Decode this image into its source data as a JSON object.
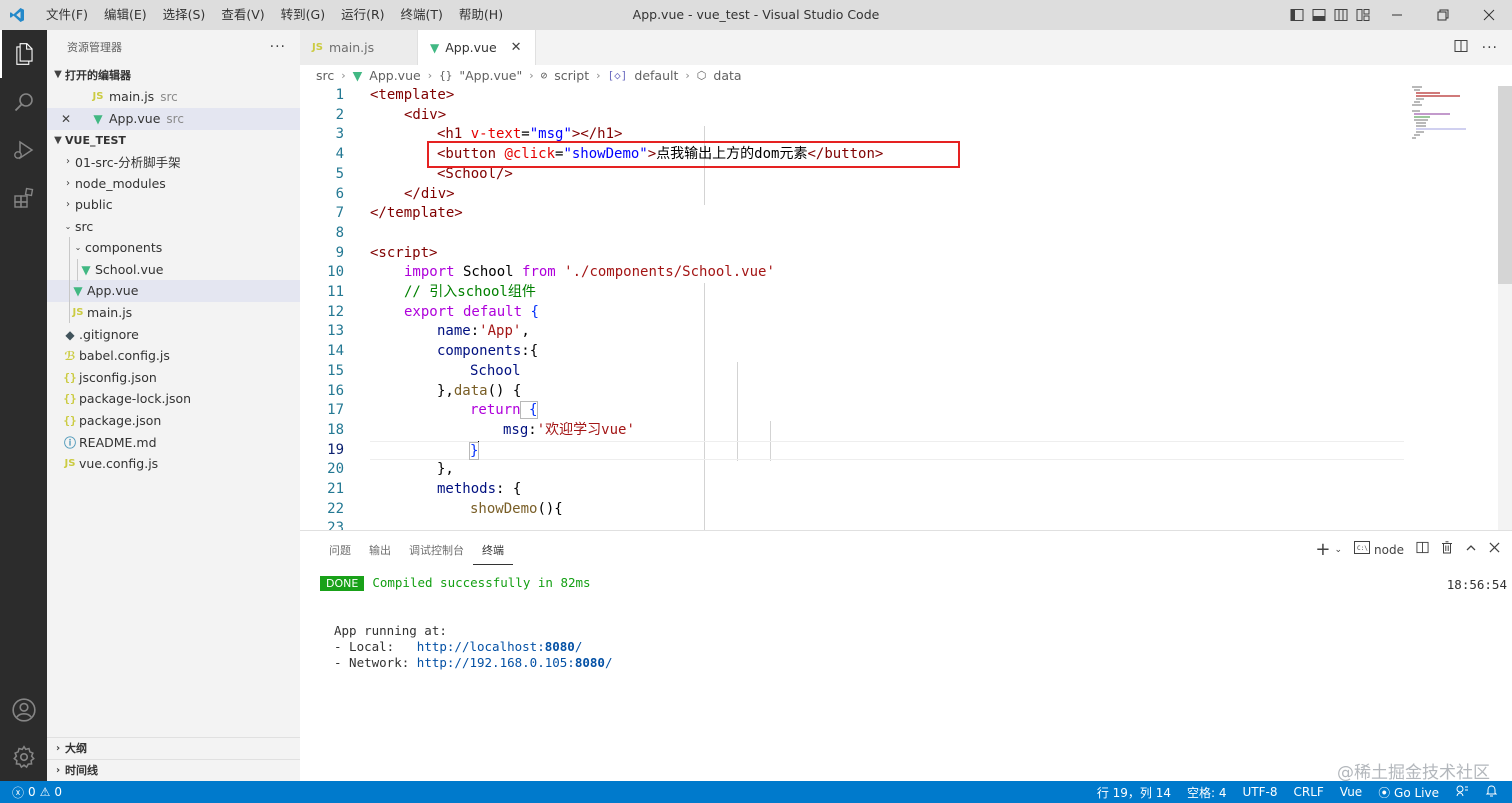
{
  "titlebar": {
    "menu": [
      "文件(F)",
      "编辑(E)",
      "选择(S)",
      "查看(V)",
      "转到(G)",
      "运行(R)",
      "终端(T)",
      "帮助(H)"
    ],
    "window_title": "App.vue - vue_test - Visual Studio Code"
  },
  "sidebar": {
    "title": "资源管理器",
    "open_editors_header": "打开的编辑器",
    "open_editors": [
      {
        "name": "main.js",
        "dir": "src"
      },
      {
        "name": "App.vue",
        "dir": "src"
      }
    ],
    "project_header": "VUE_TEST",
    "tree": {
      "f1": "01-src-分析脚手架",
      "f2": "node_modules",
      "f3": "public",
      "f4": "src",
      "f5": "components",
      "f6": "School.vue",
      "f7": "App.vue",
      "f8": "main.js",
      "f9": ".gitignore",
      "f10": "babel.config.js",
      "f11": "jsconfig.json",
      "f12": "package-lock.json",
      "f13": "package.json",
      "f14": "README.md",
      "f15": "vue.config.js"
    },
    "outline": "大纲",
    "timeline": "时间线"
  },
  "tabs": [
    {
      "label": "main.js"
    },
    {
      "label": "App.vue"
    }
  ],
  "breadcrumb": {
    "p1": "src",
    "p2": "App.vue",
    "p3": "\"App.vue\"",
    "p4": "script",
    "p5": "default",
    "p6": "data"
  },
  "code": {
    "numbers": [
      "1",
      "2",
      "3",
      "4",
      "5",
      "6",
      "7",
      "8",
      "9",
      "10",
      "11",
      "12",
      "13",
      "14",
      "15",
      "16",
      "17",
      "18",
      "19",
      "20",
      "21",
      "22",
      "23"
    ],
    "l1": "<template>",
    "l2": "<div>",
    "l3a": "<h1 ",
    "l3b": "v-text",
    "l3c": "=",
    "l3d": "\"msg\"",
    "l3e": "></h1>",
    "l4a": "<button ",
    "l4b": "@click",
    "l4c": "=",
    "l4d": "\"showDemo\"",
    "l4e": ">",
    "l4f": "点我输出上方的dom元素",
    "l4g": "</button>",
    "l5": "<School/>",
    "l6": "</div>",
    "l7": "</template>",
    "l9": "<script>",
    "l10a": "import",
    "l10b": " School ",
    "l10c": "from",
    "l10d": " './components/School.vue'",
    "l11": "// 引入school组件",
    "l12a": "export",
    "l12b": " default",
    "l12c": " {",
    "l13a": "name",
    "l13b": ":",
    "l13c": "'App'",
    "l13d": ",",
    "l14a": "components",
    "l14b": ":{",
    "l15": "School",
    "l16a": "},",
    "l16b": "data",
    "l16c": "() {",
    "l17a": "return",
    "l17b": " {",
    "l18a": "msg",
    "l18b": ":",
    "l18c": "'欢迎学习vue'",
    "l19": "}",
    "l20": "},",
    "l21a": "methods",
    "l21b": ": {",
    "l22a": "showDemo",
    "l22b": "(){"
  },
  "panel": {
    "tabs": [
      "问题",
      "输出",
      "调试控制台",
      "终端"
    ],
    "terminal_name": "node",
    "done_label": "DONE",
    "compiled_text": "Compiled successfully in 82ms",
    "time": "18:56:54",
    "running": "App running at:",
    "local_label": "- Local:   ",
    "local_url_a": "http://localhost:",
    "local_port": "8080",
    "local_url_b": "/",
    "network_label": "- Network: ",
    "network_url_a": "http://192.168.0.105:",
    "network_port": "8080",
    "network_url_b": "/"
  },
  "statusbar": {
    "errors": "0",
    "warnings": "0",
    "position": "行 19，列 14",
    "spaces": "空格: 4",
    "encoding": "UTF-8",
    "eol": "CRLF",
    "language": "Vue",
    "golive": "Go Live"
  },
  "watermark": "@稀土掘金技术社区",
  "colors": {
    "accent": "#007acc",
    "highlight_box": "#e52222",
    "vue_green": "#41b883"
  }
}
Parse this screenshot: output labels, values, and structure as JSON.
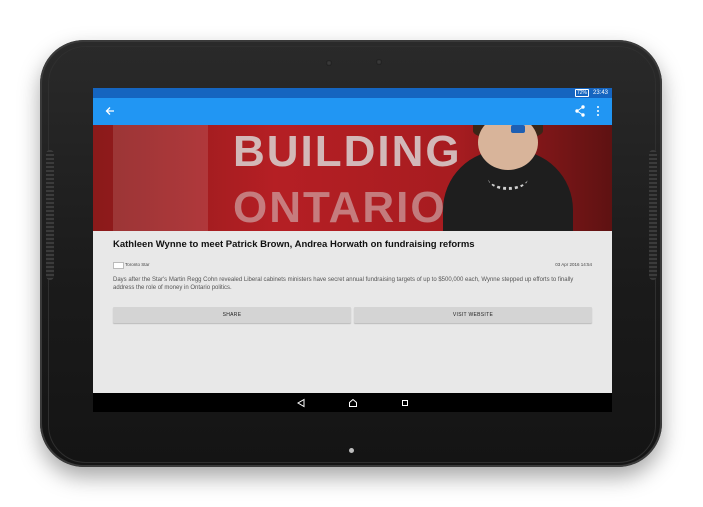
{
  "status_bar": {
    "battery": "72%",
    "time": "23:43"
  },
  "icons": {
    "back": "arrow-left-icon",
    "share": "share-icon",
    "more": "overflow-menu-icon",
    "nav_back": "triangle-back-icon",
    "nav_home": "circle-home-icon",
    "nav_recents": "square-recents-icon"
  },
  "colors": {
    "app_bar": "#2196f3",
    "status_bar": "#1565c0",
    "background": "#e8e8e8",
    "button": "#d4d4d4"
  },
  "hero": {
    "sign_line1": "BUILDING",
    "sign_line2": "ONTARIO"
  },
  "article": {
    "headline": "Kathleen Wynne to meet Patrick Brown, Andrea Horwath on fundraising reforms",
    "source": "Toronto Star",
    "date": "03 Apr 2016 14:54",
    "summary": "Days after the Star's Martin Regg Cohn revealed Liberal cabinets ministers have secret annual fundraising targets of up to $500,000 each, Wynne stepped up efforts to finally address the role of money in Ontario politics."
  },
  "actions": {
    "share_label": "SHARE",
    "visit_label": "VISIT WEBSITE"
  }
}
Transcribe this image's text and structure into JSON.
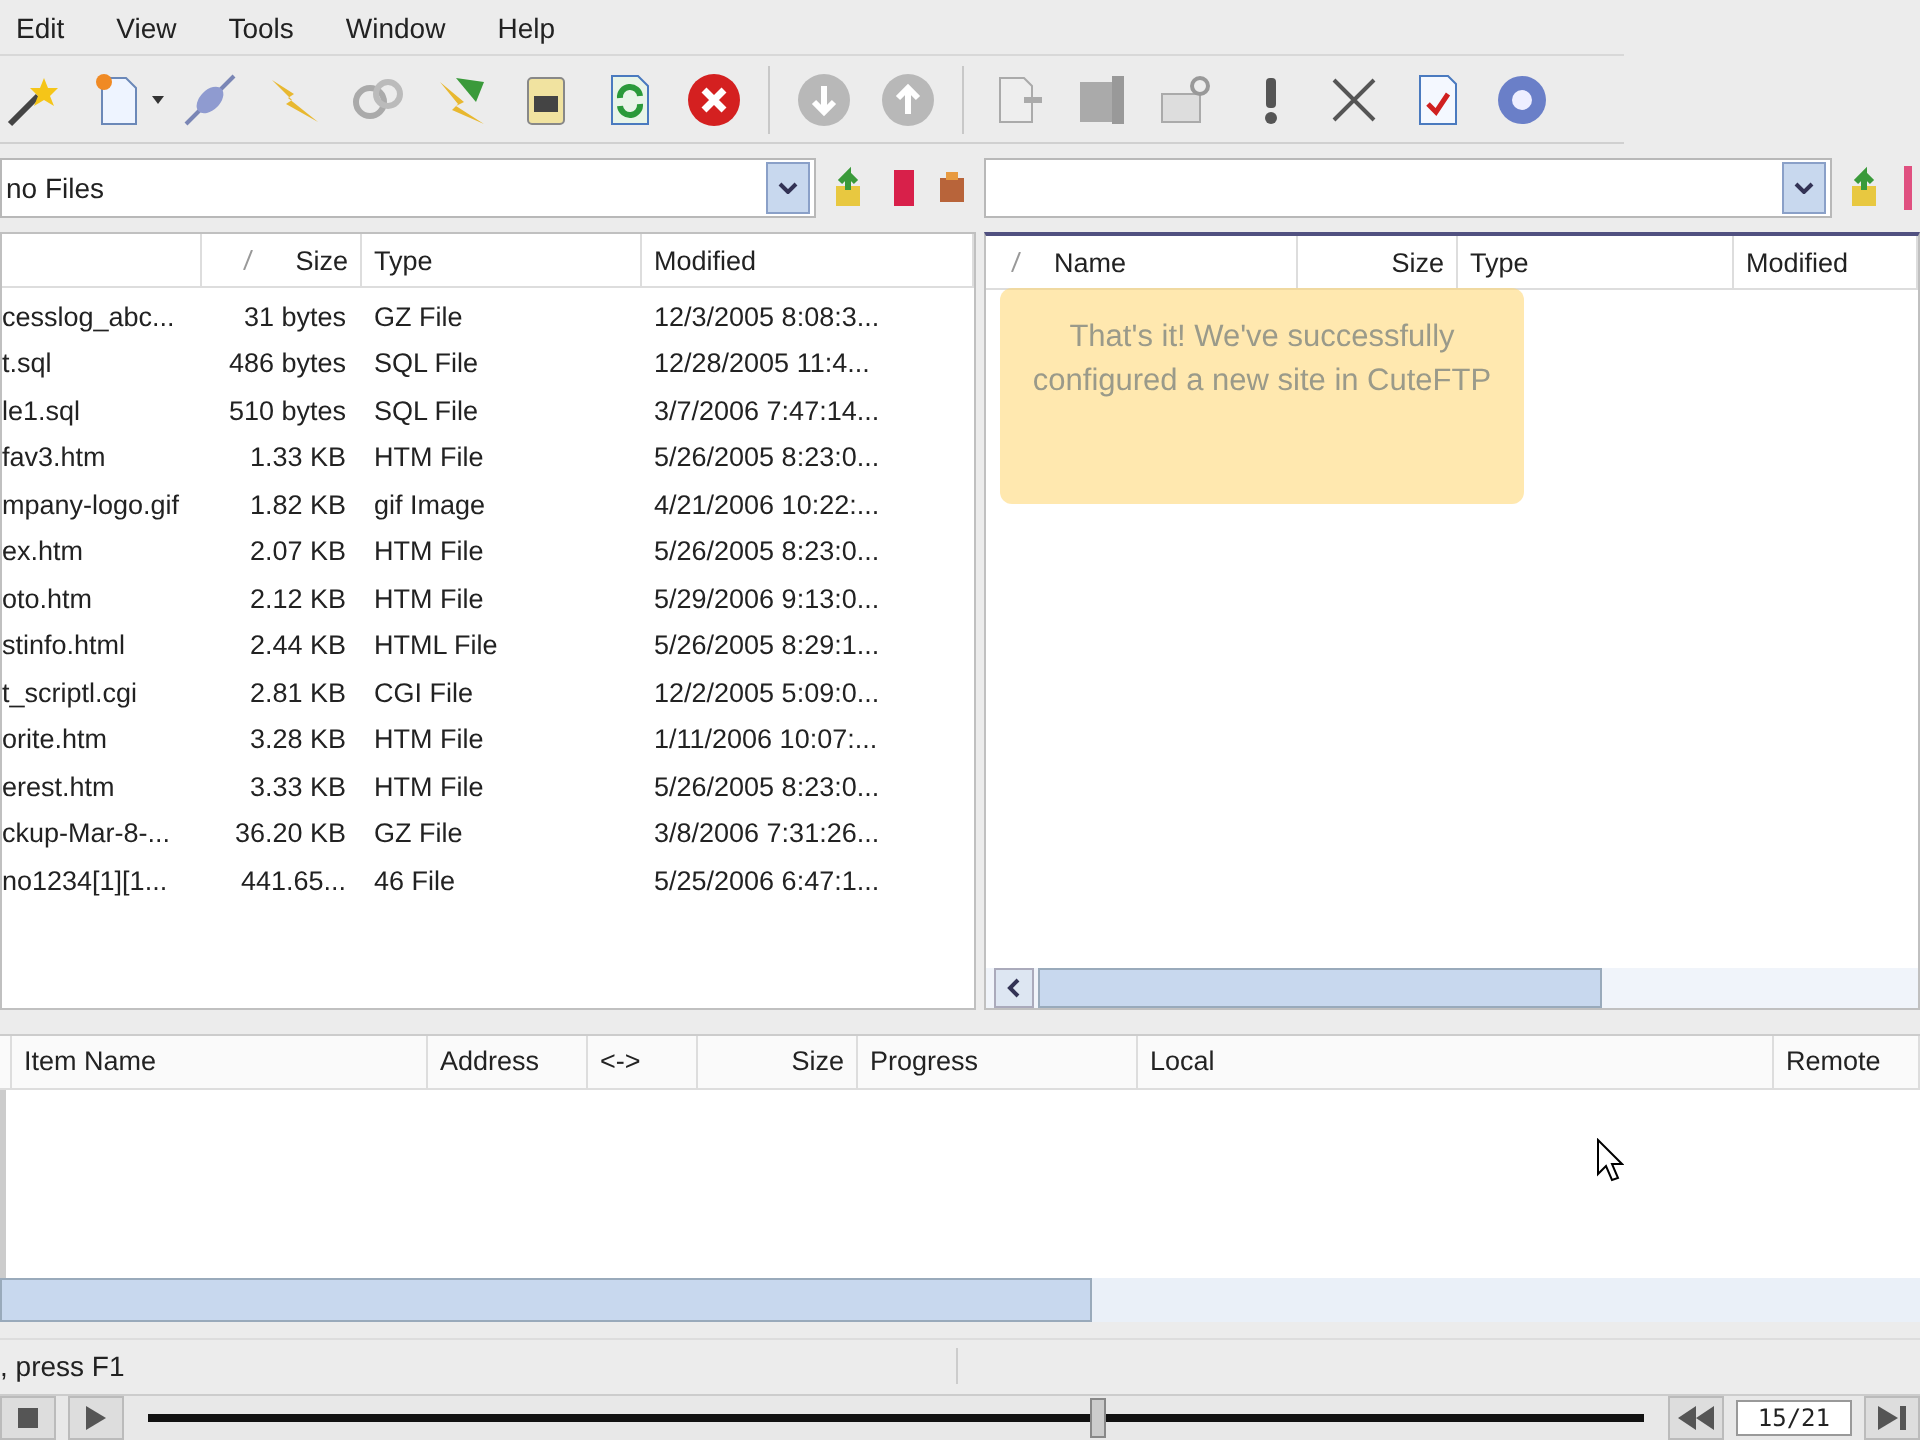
{
  "menu": [
    {
      "label": "Edit"
    },
    {
      "label": "View"
    },
    {
      "label": "Tools"
    },
    {
      "label": "Window"
    },
    {
      "label": "Help"
    }
  ],
  "local_path": {
    "value": "no Files"
  },
  "local_table": {
    "columns": [
      "Size",
      "Type",
      "Modified"
    ],
    "rows": [
      {
        "name": "cesslog_abc...",
        "size": "31 bytes",
        "type": "GZ File",
        "modified": "12/3/2005 8:08:3..."
      },
      {
        "name": "t.sql",
        "size": "486 bytes",
        "type": "SQL File",
        "modified": "12/28/2005 11:4..."
      },
      {
        "name": "le1.sql",
        "size": "510 bytes",
        "type": "SQL File",
        "modified": "3/7/2006 7:47:14..."
      },
      {
        "name": "fav3.htm",
        "size": "1.33 KB",
        "type": "HTM File",
        "modified": "5/26/2005 8:23:0..."
      },
      {
        "name": "mpany-logo.gif",
        "size": "1.82 KB",
        "type": "gif Image",
        "modified": "4/21/2006 10:22:..."
      },
      {
        "name": "ex.htm",
        "size": "2.07 KB",
        "type": "HTM File",
        "modified": "5/26/2005 8:23:0..."
      },
      {
        "name": "oto.htm",
        "size": "2.12 KB",
        "type": "HTM File",
        "modified": "5/29/2006 9:13:0..."
      },
      {
        "name": "stinfo.html",
        "size": "2.44 KB",
        "type": "HTML File",
        "modified": "5/26/2005 8:29:1..."
      },
      {
        "name": "t_scriptl.cgi",
        "size": "2.81 KB",
        "type": "CGI File",
        "modified": "12/2/2005 5:09:0..."
      },
      {
        "name": "orite.htm",
        "size": "3.28 KB",
        "type": "HTM File",
        "modified": "1/11/2006 10:07:..."
      },
      {
        "name": "erest.htm",
        "size": "3.33 KB",
        "type": "HTM File",
        "modified": "5/26/2005 8:23:0..."
      },
      {
        "name": "ckup-Mar-8-...",
        "size": "36.20 KB",
        "type": "GZ File",
        "modified": "3/8/2006 7:31:26..."
      },
      {
        "name": "no1234[1][1...",
        "size": "441.65...",
        "type": "46 File",
        "modified": "5/25/2006 6:47:1..."
      }
    ]
  },
  "remote_table": {
    "columns": [
      "Name",
      "Size",
      "Type",
      "Modified"
    ]
  },
  "tooltip": "That's it! We've successfully configured a new site in CuteFTP",
  "queue": {
    "columns": [
      "Item Name",
      "Address",
      "<->",
      "Size",
      "Progress",
      "Local",
      "Remote"
    ]
  },
  "status_bar": {
    "text": ", press F1"
  },
  "player": {
    "level": 0.635,
    "counter": "15/21"
  }
}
_____
● DO THIS:
Every record above should be written out again without change, except that the pictures are left out.

● TASK RESPONSE:
Decode this image into its source data as a JSON object.
{
  "titlebar": {
    "menu": [
      "文件(F)",
      "编辑(E)",
      "选择(S)",
      "查看(V)",
      "转到(G)",
      "运行(R)",
      "终端(T)",
      "帮助(H)"
    ],
    "window_title": "App.vue - vue_test - Visual Studio Code"
  },
  "sidebar": {
    "title": "资源管理器",
    "open_editors_header": "打开的编辑器",
    "open_editors": [
      {
        "name": "main.js",
        "dir": "src"
      },
      {
        "name": "App.vue",
        "dir": "src"
      }
    ],
    "project_header": "VUE_TEST",
    "tree": {
      "f1": "01-src-分析脚手架",
      "f2": "node_modules",
      "f3": "public",
      "f4": "src",
      "f5": "components",
      "f6": "School.vue",
      "f7": "App.vue",
      "f8": "main.js",
      "f9": ".gitignore",
      "f10": "babel.config.js",
      "f11": "jsconfig.json",
      "f12": "package-lock.json",
      "f13": "package.json",
      "f14": "README.md",
      "f15": "vue.config.js"
    },
    "outline": "大纲",
    "timeline": "时间线"
  },
  "tabs": [
    {
      "label": "main.js"
    },
    {
      "label": "App.vue"
    }
  ],
  "breadcrumb": {
    "p1": "src",
    "p2": "App.vue",
    "p3": "\"App.vue\"",
    "p4": "script",
    "p5": "default",
    "p6": "data"
  },
  "code": {
    "numbers": [
      "1",
      "2",
      "3",
      "4",
      "5",
      "6",
      "7",
      "8",
      "9",
      "10",
      "11",
      "12",
      "13",
      "14",
      "15",
      "16",
      "17",
      "18",
      "19",
      "20",
      "21",
      "22",
      "23"
    ],
    "l1": "<template>",
    "l2": "<div>",
    "l3a": "<h1 ",
    "l3b": "v-text",
    "l3c": "=",
    "l3d": "\"msg\"",
    "l3e": "></h1>",
    "l4a": "<button ",
    "l4b": "@click",
    "l4c": "=",
    "l4d": "\"showDemo\"",
    "l4e": ">",
    "l4f": "点我输出上方的dom元素",
    "l4g": "</button>",
    "l5": "<School/>",
    "l6": "</div>",
    "l7": "</template>",
    "l9": "<script>",
    "l10a": "import",
    "l10b": " School ",
    "l10c": "from",
    "l10d": " './components/School.vue'",
    "l11": "// 引入school组件",
    "l12a": "export",
    "l12b": " default",
    "l12c": " {",
    "l13a": "name",
    "l13b": ":",
    "l13c": "'App'",
    "l13d": ",",
    "l14a": "components",
    "l14b": ":{",
    "l15": "School",
    "l16a": "},",
    "l16b": "data",
    "l16c": "() {",
    "l17a": "return",
    "l17b": " {",
    "l18a": "msg",
    "l18b": ":",
    "l18c": "'欢迎学习vue'",
    "l19": "}",
    "l20": "},",
    "l21a": "methods",
    "l21b": ": {",
    "l22a": "showDemo",
    "l22b": "(){"
  },
  "panel": {
    "tabs": [
      "问题",
      "输出",
      "调试控制台",
      "终端"
    ],
    "terminal_name": "node",
    "done_label": "DONE",
    "compiled_text": "Compiled successfully in 82ms",
    "time": "18:56:54",
    "running": "App running at:",
    "local_label": "- Local:   ",
    "local_url_a": "http://localhost:",
    "local_port": "8080",
    "local_url_b": "/",
    "network_label": "- Network: ",
    "network_url_a": "http://192.168.0.105:",
    "network_port": "8080",
    "network_url_b": "/"
  },
  "statusbar": {
    "errors": "0",
    "warnings": "0",
    "position": "行 19，列 14",
    "spaces": "空格: 4",
    "encoding": "UTF-8",
    "eol": "CRLF",
    "language": "Vue",
    "golive": "Go Live"
  },
  "watermark": "@稀土掘金技术社区",
  "colors": {
    "accent": "#007acc",
    "highlight_box": "#e52222",
    "vue_green": "#41b883"
  }
}
Parse this screenshot: output labels, values, and structure as JSON.
{
  "status_bar": {
    "battery": "72%",
    "time": "23:43"
  },
  "icons": {
    "back": "arrow-left-icon",
    "share": "share-icon",
    "more": "overflow-menu-icon",
    "nav_back": "triangle-back-icon",
    "nav_home": "circle-home-icon",
    "nav_recents": "square-recents-icon"
  },
  "colors": {
    "app_bar": "#2196f3",
    "status_bar": "#1565c0",
    "background": "#e8e8e8",
    "button": "#d4d4d4"
  },
  "hero": {
    "sign_line1": "BUILDING",
    "sign_line2": "ONTARIO"
  },
  "article": {
    "headline": "Kathleen Wynne to meet Patrick Brown, Andrea Horwath on fundraising reforms",
    "source": "Toronto Star",
    "date": "03 Apr 2016 14:54",
    "summary": "Days after the Star's Martin Regg Cohn revealed Liberal cabinets ministers have secret annual fundraising targets of up to $500,000 each, Wynne stepped up efforts to finally address the role of money in Ontario politics."
  },
  "actions": {
    "share_label": "SHARE",
    "visit_label": "VISIT WEBSITE"
  }
}
Transcribe this image's text and structure into JSON.
{
  "menu": [
    {
      "label": "Edit"
    },
    {
      "label": "View"
    },
    {
      "label": "Tools"
    },
    {
      "label": "Window"
    },
    {
      "label": "Help"
    }
  ],
  "local_path": {
    "value": "no Files"
  },
  "local_table": {
    "columns": [
      "Size",
      "Type",
      "Modified"
    ],
    "rows": [
      {
        "name": "cesslog_abc...",
        "size": "31 bytes",
        "type": "GZ File",
        "modified": "12/3/2005 8:08:3..."
      },
      {
        "name": "t.sql",
        "size": "486 bytes",
        "type": "SQL File",
        "modified": "12/28/2005 11:4..."
      },
      {
        "name": "le1.sql",
        "size": "510 bytes",
        "type": "SQL File",
        "modified": "3/7/2006 7:47:14..."
      },
      {
        "name": "fav3.htm",
        "size": "1.33 KB",
        "type": "HTM File",
        "modified": "5/26/2005 8:23:0..."
      },
      {
        "name": "mpany-logo.gif",
        "size": "1.82 KB",
        "type": "gif Image",
        "modified": "4/21/2006 10:22:..."
      },
      {
        "name": "ex.htm",
        "size": "2.07 KB",
        "type": "HTM File",
        "modified": "5/26/2005 8:23:0..."
      },
      {
        "name": "oto.htm",
        "size": "2.12 KB",
        "type": "HTM File",
        "modified": "5/29/2006 9:13:0..."
      },
      {
        "name": "stinfo.html",
        "size": "2.44 KB",
        "type": "HTML File",
        "modified": "5/26/2005 8:29:1..."
      },
      {
        "name": "t_scriptl.cgi",
        "size": "2.81 KB",
        "type": "CGI File",
        "modified": "12/2/2005 5:09:0..."
      },
      {
        "name": "orite.htm",
        "size": "3.28 KB",
        "type": "HTM File",
        "modified": "1/11/2006 10:07:..."
      },
      {
        "name": "erest.htm",
        "size": "3.33 KB",
        "type": "HTM File",
        "modified": "5/26/2005 8:23:0..."
      },
      {
        "name": "ckup-Mar-8-...",
        "size": "36.20 KB",
        "type": "GZ File",
        "modified": "3/8/2006 7:31:26..."
      },
      {
        "name": "no1234[1][1...",
        "size": "441.65...",
        "type": "46 File",
        "modified": "5/25/2006 6:47:1..."
      }
    ]
  },
  "remote_table": {
    "columns": [
      "Name",
      "Size",
      "Type",
      "Modified"
    ]
  },
  "tooltip": "That's it! We've successfully configured a new site in CuteFTP",
  "queue": {
    "columns": [
      "Item Name",
      "Address",
      "<->",
      "Size",
      "Progress",
      "Local",
      "Remote"
    ]
  },
  "status_bar": {
    "text": ", press F1"
  },
  "player": {
    "level": 0.635,
    "counter": "15/21"
  }
}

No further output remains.